◆ **Task to complete**:
Repeat every line exactly, keeping the pictures out of the copy.

◆ **Dataset rows**:

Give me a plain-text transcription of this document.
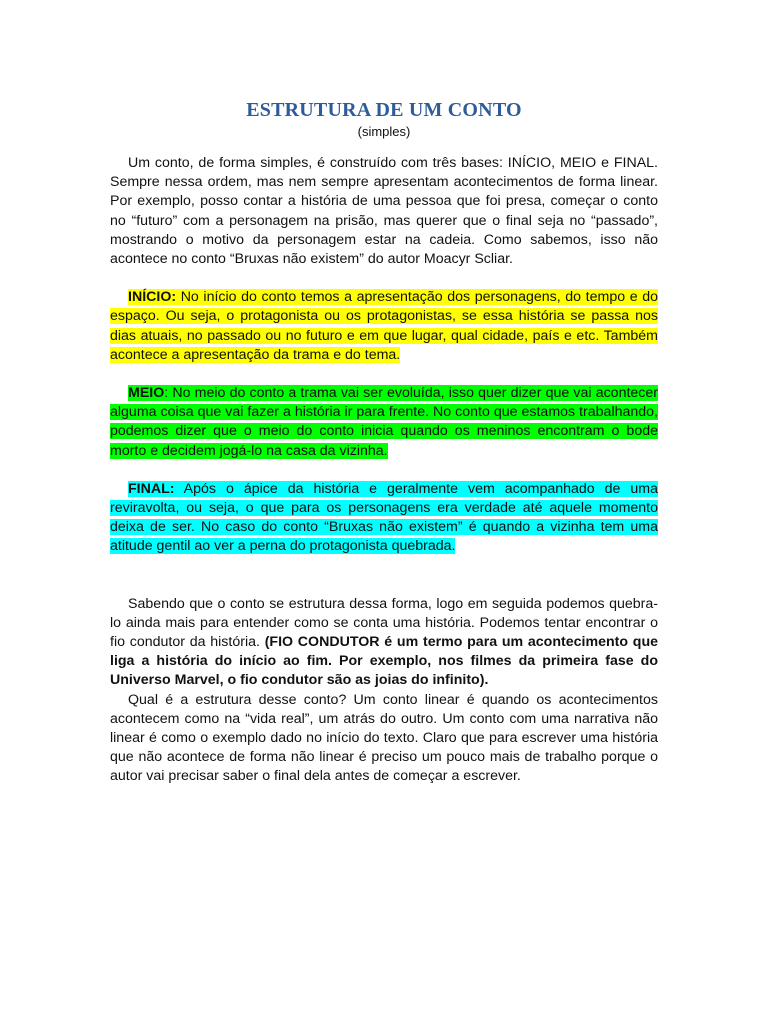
ESTRUTURA DE UM CONTO
(simples)

Um conto, de forma simples, é construído com três bases: INÍCIO, MEIO e FINAL. Sempre nessa ordem, mas nem sempre apresentam acontecimentos de forma linear. Por exemplo, posso contar a história de uma pessoa que foi presa, começar o conto no “futuro” com a personagem na prisão, mas querer que o final seja no “passado”, mostrando o motivo da personagem estar na cadeia. Como sabemos, isso não acontece no conto “Bruxas não existem” do autor Moacyr Scliar.

INÍCIO: No início do conto temos a apresentação dos personagens, do tempo e do espaço. Ou seja, o protagonista ou os protagonistas, se essa história se passa nos dias atuais, no passado ou no futuro e em que lugar, qual cidade, país e etc. Também acontece a apresentação da trama e do tema.

MEIO: No meio do conto a trama vai ser evoluída, isso quer dizer que vai acontecer alguma coisa que vai fazer a história ir para frente. No conto que estamos trabalhando, podemos dizer que o meio do conto inicia quando os meninos encontram o bode morto e decidem jogá-lo na casa da vizinha.

FINAL: Após o ápice da história e geralmente vem acompanhado de uma reviravolta, ou seja, o que para os personagens era verdade até aquele momento deixa de ser. No caso do conto “Bruxas não existem” é quando a vizinha tem uma atitude gentil ao ver a perna do protagonista quebrada.

Sabendo que o conto se estrutura dessa forma, logo em seguida podemos quebra-lo ainda mais para entender como se conta uma história. Podemos tentar encontrar o fio condutor da história. (FIO CONDUTOR é um termo para um acontecimento que liga a história do início ao fim. Por exemplo, nos filmes da primeira fase do Universo Marvel, o fio condutor são as joias do infinito).

Qual é a estrutura desse conto? Um conto linear é quando os acontecimentos acontecem como na “vida real”, um atrás do outro. Um conto com uma narrativa não linear é como o exemplo dado no início do texto. Claro que para escrever uma história que não acontece de forma não linear é preciso um pouco mais de trabalho porque o autor vai precisar saber o final dela antes de começar a escrever.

◆ **Task solution**:
Give me a plain-text transcription of this document.
ESTRUTURA DE UM CONTO
(simples)

Um conto, de forma simples, é construído com três bases: INÍCIO, MEIO e FINAL. Sempre nessa ordem, mas nem sempre apresentam acontecimentos de forma linear. Por exemplo, posso contar a história de uma pessoa que foi presa, começar o conto no “futuro” com a personagem na prisão, mas querer que o final seja no “passado”, mostrando o motivo da personagem estar na cadeia. Como sabemos, isso não acontece no conto “Bruxas não existem” do autor Moacyr Scliar.

INÍCIO: No início do conto temos a apresentação dos personagens, do tempo e do espaço. Ou seja, o protagonista ou os protagonistas, se essa história se passa nos dias atuais, no passado ou no futuro e em que lugar, qual cidade, país e etc. Também acontece a apresentação da trama e do tema.

MEIO: No meio do conto a trama vai ser evoluída, isso quer dizer que vai acontecer alguma coisa que vai fazer a história ir para frente. No conto que estamos trabalhando, podemos dizer que o meio do conto inicia quando os meninos encontram o bode morto e decidem jogá-lo na casa da vizinha.

FINAL: Após o ápice da história e geralmente vem acompanhado de uma reviravolta, ou seja, o que para os personagens era verdade até aquele momento deixa de ser. No caso do conto “Bruxas não existem” é quando a vizinha tem uma atitude gentil ao ver a perna do protagonista quebrada.

Sabendo que o conto se estrutura dessa forma, logo em seguida podemos quebra-lo ainda mais para entender como se conta uma história. Podemos tentar encontrar o fio condutor da história. (FIO CONDUTOR é um termo para um acontecimento que liga a história do início ao fim. Por exemplo, nos filmes da primeira fase do Universo Marvel, o fio condutor são as joias do infinito).

Qual é a estrutura desse conto? Um conto linear é quando os acontecimentos acontecem como na “vida real”, um atrás do outro. Um conto com uma narrativa não linear é como o exemplo dado no início do texto. Claro que para escrever uma história que não acontece de forma não linear é preciso um pouco mais de trabalho porque o autor vai precisar saber o final dela antes de começar a escrever.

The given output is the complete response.